Estratto scelto –
+++++

Spunta un “paesaggio invisibile” sul retro con la diagnosi dell’Opificio delle Pietre Dure
La diagnosi dell’Opificio delle Pietre Dure di Firenze, eccellenza a livello mondiale nell’analisi delle opere d’arte, rivela nuovi aspetti del cosiddetto disegno 8P di Leonardo da Vinci delle Gallerie degli Uffizi: se dopo pochi giorni la conferma delle due fasi della realizzazione ben distinte; all’Auditorium Vasari a Firenze lunedì scorso sono stati presentati i risultati definitivi con la rivelazione di un nuovo “paesaggio” sul retro e la conferma del fatto che Leonardo fosse ambidestro. Ma non solo.
Il direttore delle Gallerie degli Uffizi Eike D. Schmidt (qui sopra) ha sottolineato come la ricerca sia al centro della missione di tutela e valorizzazione del patrimonio dell’arte già dal Settecento quando Leopoldo di Toscana dichiarava lo scopo dell’Opificio delle Pietre Dure allora ancora centro di produzione del cosiddetto “commesso fiorentino” e collocato presso gli Uffizi. Nell’anno leopardiano è evidente l’attenzione alle opere del Genio fiorentino il cui cosiddetto disegno 8P conservato alle Gallerie degli Uffizi ha rivelato nuovi particolari. Dopo pochi giorni si è compreso che il lavoro, da molti considerato il primo disegno noto e certamente il suo primo lavoro data. 5 agosto 1473, è stato realizzato in due fasi ben distinte. Più singolare la rivelazione di un secondo paesaggio sul retro del disegno e la conferma della scrittura ambidestra di Leonardo.
Sono intervenuti per raccontare le indagini il soprintendente dell’Opificio, Marco Ciatti e Cecilia Frosinini, storica dell’Arte e funzionario dell’Opificio che hanno tenuto a precisare come le indagini non siano state invasive e come a dire il vero non si tratti solo di un “paesaggio”, anche perché la pittura di paesaggio a quei tempi non era ancora un genere codificato. Se il primo stadio è quello noto della rappresentazione lacustre, un secondo foglio è stato utilizzato per aggiungere dettagli. La scena originaria fluviale con al centro un corso d’acqua e due rive collegate da un ponte e a sinistra una formazione di rocce aguzze e frastagliate era stata realizzata con nero fumo. Successivamente alcune forme sono sottolineate con l’inchiostro, aggiungendo anche dei picchi montuosi. L’utilizzo del nero fumo (in forma di pastello) testimonia che Leonardo usava questo materiale in un periodo antecedente a quanto ritenuto dagli studiosi fino ad oggi; così come i disegni a sanguigna sembrano riferibili al 1473 e non più a partire dal 1492 come avveniva fino ad ora.

+++++

Dati forniti –
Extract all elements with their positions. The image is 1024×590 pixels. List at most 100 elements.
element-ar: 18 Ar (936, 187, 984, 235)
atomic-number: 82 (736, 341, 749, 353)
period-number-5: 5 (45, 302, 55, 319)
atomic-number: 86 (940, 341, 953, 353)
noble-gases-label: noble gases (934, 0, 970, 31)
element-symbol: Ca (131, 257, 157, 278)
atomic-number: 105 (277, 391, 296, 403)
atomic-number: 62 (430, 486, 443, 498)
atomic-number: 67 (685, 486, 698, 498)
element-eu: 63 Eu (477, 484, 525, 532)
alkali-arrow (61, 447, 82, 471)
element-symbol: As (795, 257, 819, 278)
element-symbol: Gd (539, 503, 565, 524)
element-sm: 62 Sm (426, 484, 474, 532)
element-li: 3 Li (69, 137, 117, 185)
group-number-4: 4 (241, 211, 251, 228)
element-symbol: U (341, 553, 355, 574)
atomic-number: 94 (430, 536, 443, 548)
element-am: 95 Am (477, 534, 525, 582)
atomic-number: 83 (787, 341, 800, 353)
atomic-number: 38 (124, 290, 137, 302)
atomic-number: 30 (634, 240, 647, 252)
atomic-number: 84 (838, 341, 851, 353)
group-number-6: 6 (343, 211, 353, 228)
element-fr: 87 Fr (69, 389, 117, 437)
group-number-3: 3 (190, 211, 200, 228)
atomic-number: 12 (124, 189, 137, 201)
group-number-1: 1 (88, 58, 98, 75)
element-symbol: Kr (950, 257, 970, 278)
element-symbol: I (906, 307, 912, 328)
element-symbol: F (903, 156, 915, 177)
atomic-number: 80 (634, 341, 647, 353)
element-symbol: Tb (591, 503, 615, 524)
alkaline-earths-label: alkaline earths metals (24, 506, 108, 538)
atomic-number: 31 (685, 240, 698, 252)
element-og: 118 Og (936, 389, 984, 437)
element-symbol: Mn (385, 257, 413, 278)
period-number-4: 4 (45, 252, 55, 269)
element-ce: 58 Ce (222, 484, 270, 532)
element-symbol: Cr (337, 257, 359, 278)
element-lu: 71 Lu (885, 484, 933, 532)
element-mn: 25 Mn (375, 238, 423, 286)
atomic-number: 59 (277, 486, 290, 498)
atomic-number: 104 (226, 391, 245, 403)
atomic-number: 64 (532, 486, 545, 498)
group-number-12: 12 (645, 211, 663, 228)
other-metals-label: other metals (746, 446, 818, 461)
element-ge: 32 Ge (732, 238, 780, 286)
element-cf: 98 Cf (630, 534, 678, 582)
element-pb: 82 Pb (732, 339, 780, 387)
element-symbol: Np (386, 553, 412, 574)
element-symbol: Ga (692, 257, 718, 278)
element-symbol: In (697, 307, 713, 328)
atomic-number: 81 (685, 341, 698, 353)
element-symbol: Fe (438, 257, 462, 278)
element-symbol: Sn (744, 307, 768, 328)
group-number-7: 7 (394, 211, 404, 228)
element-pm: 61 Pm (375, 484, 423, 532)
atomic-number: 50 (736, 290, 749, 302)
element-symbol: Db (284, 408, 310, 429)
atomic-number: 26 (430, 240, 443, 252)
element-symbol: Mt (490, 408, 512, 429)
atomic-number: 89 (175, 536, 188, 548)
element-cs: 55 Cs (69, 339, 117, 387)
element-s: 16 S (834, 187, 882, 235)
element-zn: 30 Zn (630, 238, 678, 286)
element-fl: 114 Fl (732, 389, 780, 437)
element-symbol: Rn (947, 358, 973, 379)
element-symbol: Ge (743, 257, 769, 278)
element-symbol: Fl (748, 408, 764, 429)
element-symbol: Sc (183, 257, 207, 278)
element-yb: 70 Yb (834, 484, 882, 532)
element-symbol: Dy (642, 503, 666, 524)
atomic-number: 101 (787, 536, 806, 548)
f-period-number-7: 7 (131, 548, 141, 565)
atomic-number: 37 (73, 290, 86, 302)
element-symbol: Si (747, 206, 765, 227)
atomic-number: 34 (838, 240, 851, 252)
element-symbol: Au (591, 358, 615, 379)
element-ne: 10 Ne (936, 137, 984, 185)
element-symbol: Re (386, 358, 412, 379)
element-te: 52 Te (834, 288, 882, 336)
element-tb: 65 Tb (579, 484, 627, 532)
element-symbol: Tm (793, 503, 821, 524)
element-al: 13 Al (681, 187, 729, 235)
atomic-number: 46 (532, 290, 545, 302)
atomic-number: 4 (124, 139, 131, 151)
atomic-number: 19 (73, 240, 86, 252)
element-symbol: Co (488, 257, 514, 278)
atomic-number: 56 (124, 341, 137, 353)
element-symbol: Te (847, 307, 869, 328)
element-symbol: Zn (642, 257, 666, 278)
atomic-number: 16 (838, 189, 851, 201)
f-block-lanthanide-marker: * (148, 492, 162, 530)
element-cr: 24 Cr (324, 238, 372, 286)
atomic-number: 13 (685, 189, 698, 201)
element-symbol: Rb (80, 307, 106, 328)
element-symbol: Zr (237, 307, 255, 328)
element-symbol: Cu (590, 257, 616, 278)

+++++

Cosa si chiede – Secondo l'articolo sul disegno 8P di Leonardo, con quale materiale era stata realizzata la scena fluviale originaria?

Soluzione – Con il nero fumo.